----- Data listing -----

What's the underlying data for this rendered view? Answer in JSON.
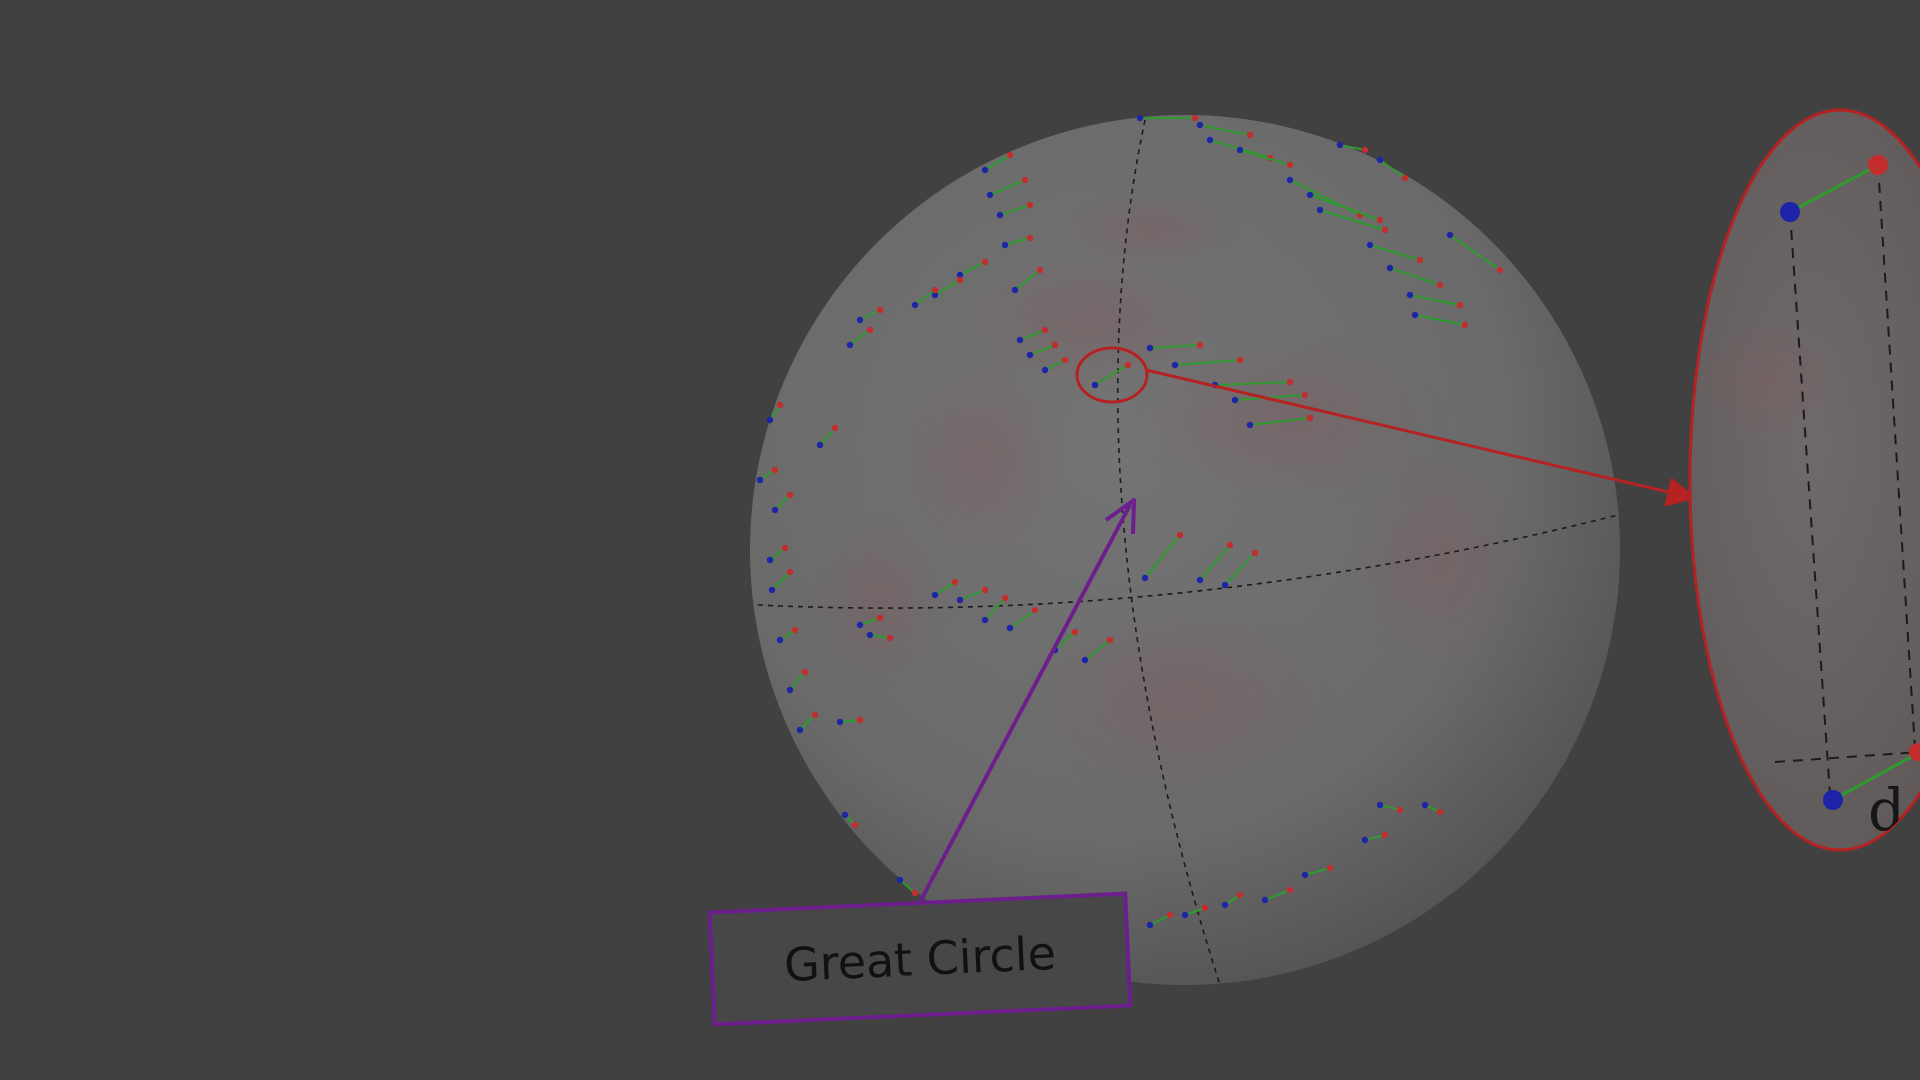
{
  "labels": {
    "great_circle": "Great Circle",
    "distance_symbol": "d"
  },
  "colors": {
    "background": "#414141",
    "sphere_fill": "#6e6e6e",
    "pair_start_point": "#1d24a8",
    "pair_end_point": "#c42d2d",
    "pair_link": "#2f9a2f",
    "zoom_highlight": "#b52222",
    "great_circle_callout": "#6c1f8c",
    "guide_lines": "#1b1b1b"
  },
  "icons": {
    "zoom_circle": "circle-outline-icon",
    "zoom_arrow": "arrow-right-icon",
    "callout_arrow": "arrow-up-right-icon"
  }
}
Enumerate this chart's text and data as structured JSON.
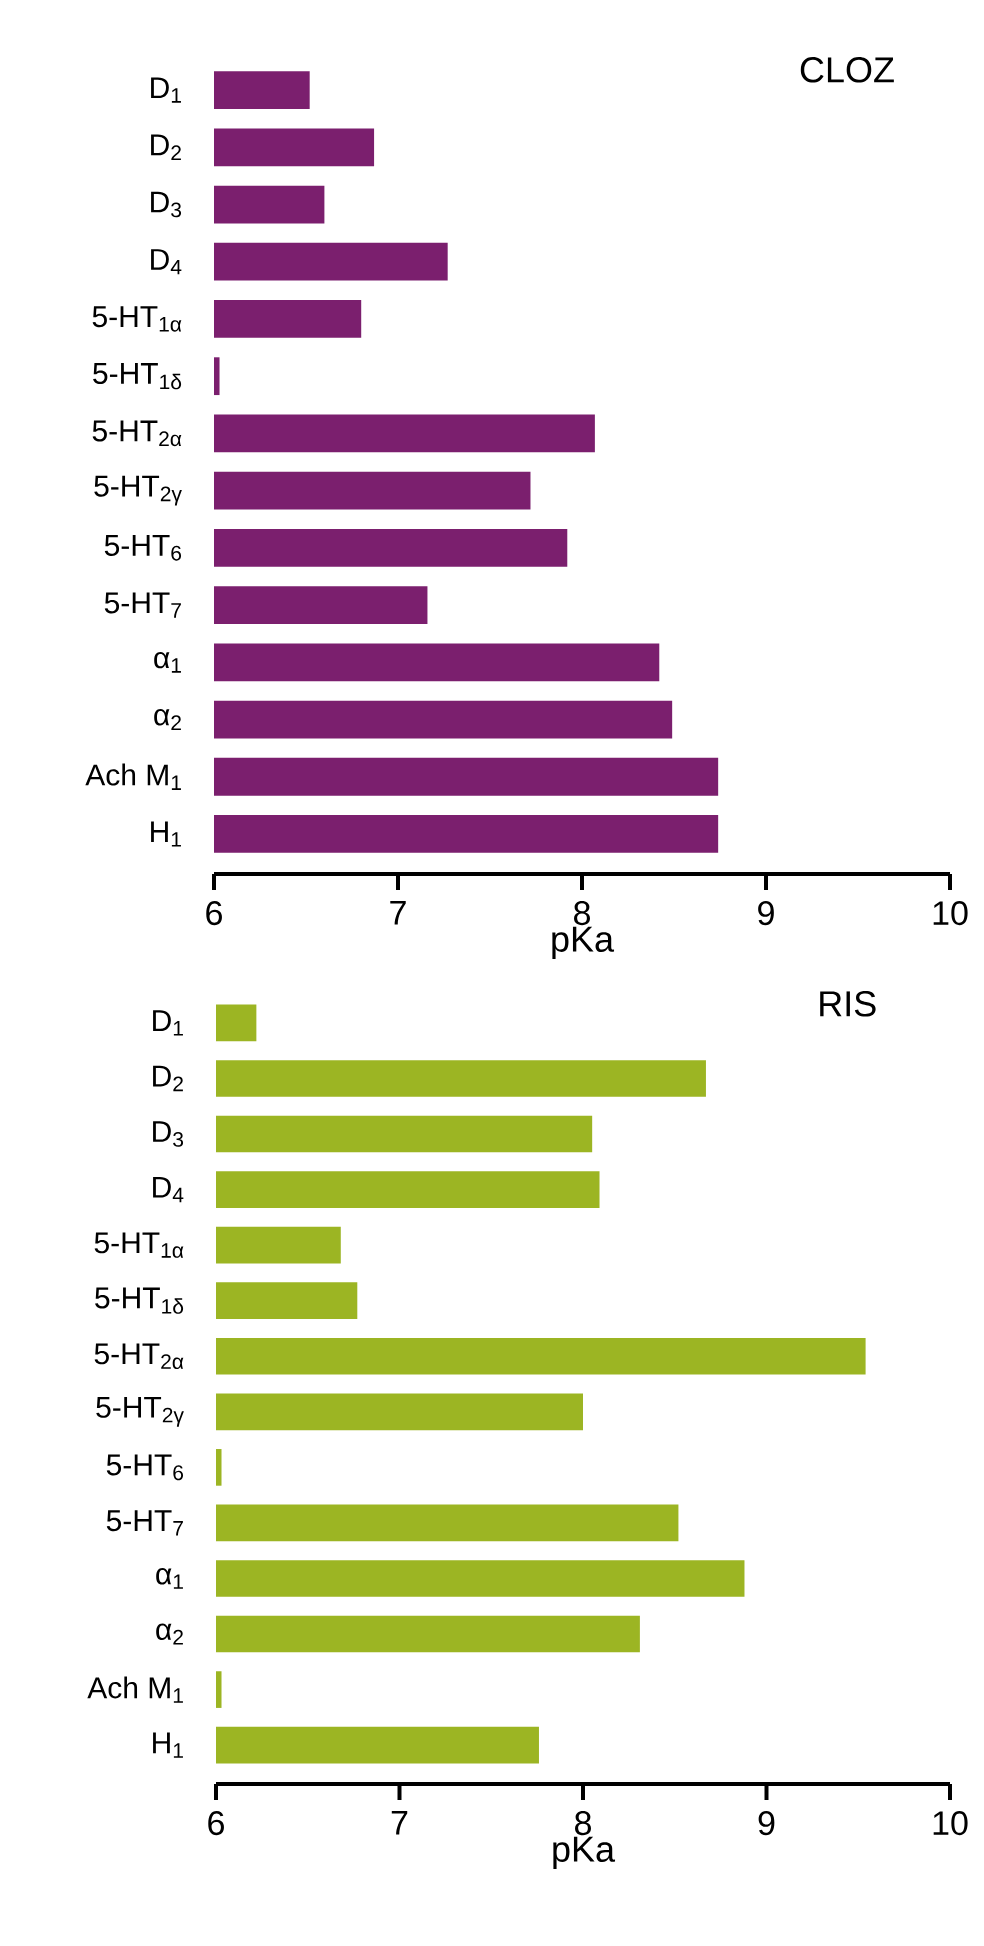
{
  "chart_data": [
    {
      "type": "bar",
      "orientation": "horizontal",
      "title": "CLOZ",
      "xlabel": "pKa",
      "categories": [
        "D$_{1}$",
        "D$_{2}$",
        "D$_{3}$",
        "D$_{4}$",
        "5-HT$_{1α}$",
        "5-HT$_{1δ}$",
        "5-HT$_{2α}$",
        "5-HT$_{2γ}$",
        "5-HT$_{6}$",
        "5-HT$_{7}$",
        "α$_{1}$",
        "α$_{2}$",
        "Ach M$_{1}$",
        "H$_{1}$"
      ],
      "values": [
        6.52,
        6.87,
        6.6,
        7.27,
        6.8,
        6.03,
        8.07,
        7.72,
        7.92,
        7.16,
        8.42,
        8.49,
        8.74,
        8.74
      ],
      "color": "#7b1f6e",
      "xlim": [
        6,
        10
      ],
      "xticks": [
        6,
        7,
        8,
        9,
        10
      ],
      "grid": false
    },
    {
      "type": "bar",
      "orientation": "horizontal",
      "title": "RIS",
      "xlabel": "pKa",
      "categories": [
        "D$_{1}$",
        "D$_{2}$",
        "D$_{3}$",
        "D$_{4}$",
        "5-HT$_{1α}$",
        "5-HT$_{1δ}$",
        "5-HT$_{2α}$",
        "5-HT$_{2γ}$",
        "5-HT$_{6}$",
        "5-HT$_{7}$",
        "α$_{1}$",
        "α$_{2}$",
        "Ach M$_{1}$",
        "H$_{1}$"
      ],
      "values": [
        6.22,
        8.67,
        8.05,
        8.09,
        6.68,
        6.77,
        9.54,
        8.0,
        6.03,
        8.52,
        8.88,
        8.31,
        6.03,
        7.76
      ],
      "color": "#9cb523",
      "xlim": [
        6,
        10
      ],
      "xticks": [
        6,
        7,
        8,
        9,
        10
      ],
      "grid": false
    }
  ]
}
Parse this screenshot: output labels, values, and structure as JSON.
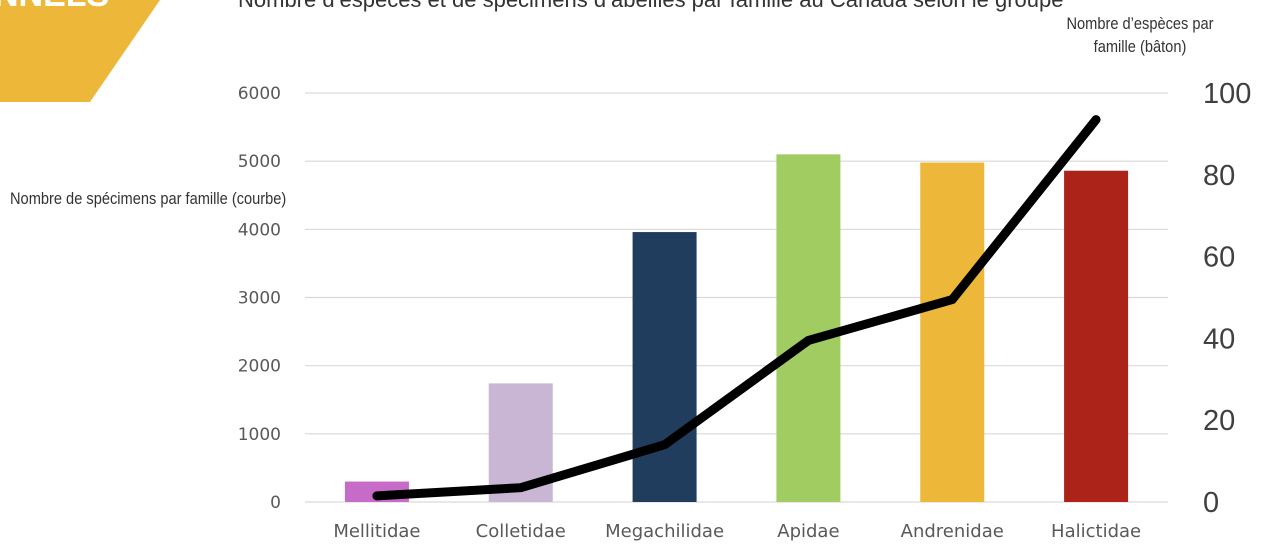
{
  "banner": {
    "text": "NNELS",
    "color": "#EDB83A"
  },
  "header_fragment": "Nombre d’espèces et de spécimens d’abeilles par famille au Canada selon le groupe",
  "chart_data": {
    "type": "bar",
    "categories": [
      "Mellitidae",
      "Colletidae",
      "Megachilidae",
      "Apidae",
      "Andrenidae",
      "Halictidae"
    ],
    "series": [
      {
        "type": "bar",
        "axis": "left",
        "values": [
          300,
          1740,
          3960,
          5100,
          4980,
          4860
        ],
        "colors": [
          "#C76BC9",
          "#C9B5D4",
          "#213D5E",
          "#A0CC62",
          "#EDB83A",
          "#AC2319"
        ]
      },
      {
        "type": "line",
        "axis": "right",
        "values": [
          1.5,
          3.5,
          14,
          39.5,
          49.5,
          93.5
        ],
        "color": "#000000"
      }
    ],
    "left_axis": {
      "label": "Nombre de spécimens par famille (courbe)",
      "ylim": [
        0,
        6000
      ],
      "ticks": [
        0,
        1000,
        2000,
        3000,
        4000,
        5000,
        6000
      ]
    },
    "right_axis": {
      "label": "Nombre d’espèces par famille (bâton)",
      "ylim": [
        0,
        100
      ],
      "ticks": [
        0,
        20,
        40,
        60,
        80,
        100
      ]
    },
    "grid": true
  }
}
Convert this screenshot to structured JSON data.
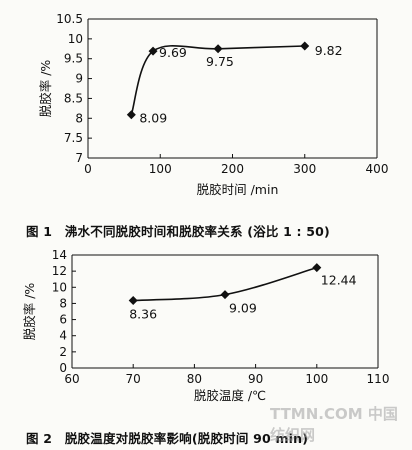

-----

Instructions for the task:
Copy out each line in the preceding records that contains "famille".

Output of the task:
  "header_fragment": "Nombre d’espèces et de spécimens d’abeilles par famille au Canada selon le groupe",
      "label": "Nombre de spécimens par famille (courbe)",
      "label": "Nombre d’espèces par famille (bâton)",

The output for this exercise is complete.